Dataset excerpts
------------------------------------------------------------

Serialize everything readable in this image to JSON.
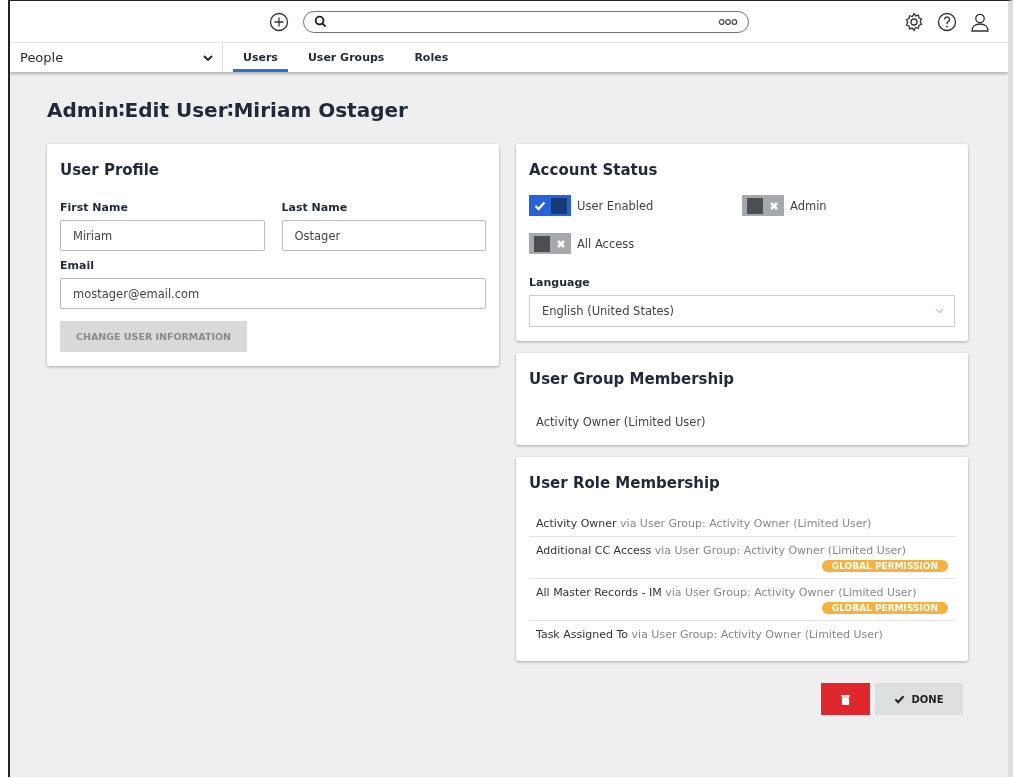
{
  "module_menu": {
    "label": "People"
  },
  "tabs": [
    {
      "label": "Users",
      "selected": true
    },
    {
      "label": "User Groups",
      "selected": false
    },
    {
      "label": "Roles",
      "selected": false
    }
  ],
  "page_title": "Admin∶Edit User∶Miriam Ostager",
  "user_profile": {
    "title": "User Profile",
    "fields": [
      {
        "label": "First Name",
        "value": "Miriam"
      },
      {
        "label": "Last Name",
        "value": "Ostager"
      },
      {
        "label": "Email",
        "value": "mostager@email.com"
      }
    ],
    "button": {
      "label": "CHANGE USER INFORMATION",
      "disabled": true
    }
  },
  "account_status": {
    "title": "Account Status",
    "toggles": [
      {
        "label": "User Enabled",
        "checked": true
      },
      {
        "label": "Admin",
        "checked": false
      },
      {
        "label": "All Access",
        "checked": false
      }
    ],
    "language": {
      "label": "Language",
      "value": "English (United States)"
    }
  },
  "group_membership": {
    "title": "User Group Membership",
    "items": [
      "Activity Owner (Limited User)"
    ]
  },
  "role_membership": {
    "title": "User Role Membership",
    "items": [
      {
        "role": "Activity Owner",
        "via": "via User Group: Activity Owner (Limited User)"
      },
      {
        "role": "Additional CC Access",
        "via": "via User Group: Activity Owner (Limited User)",
        "badge": "GLOBAL PERMISSION"
      },
      {
        "role": "All Master Records - IM",
        "via": "via User Group: Activity Owner (Limited User)",
        "badge": "GLOBAL PERMISSION"
      },
      {
        "role": "Task Assigned To",
        "via": "via User Group: Activity Owner (Limited User)"
      }
    ]
  },
  "actions": {
    "done": "DONE"
  }
}
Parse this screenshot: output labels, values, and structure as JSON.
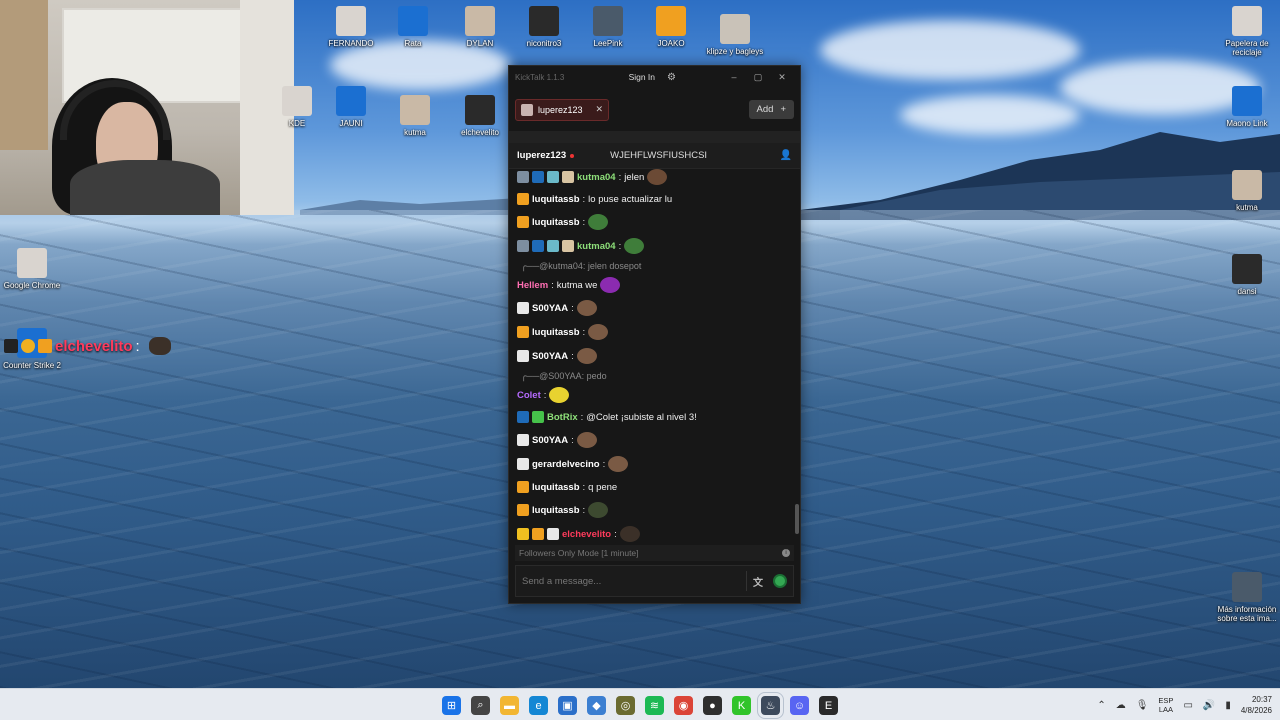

------------------------------------------------------------

(Directions for this task) Return each line among the entries that holds the word "true".

(The answer)
      "selected": true
      "disabled": true
        "checked": true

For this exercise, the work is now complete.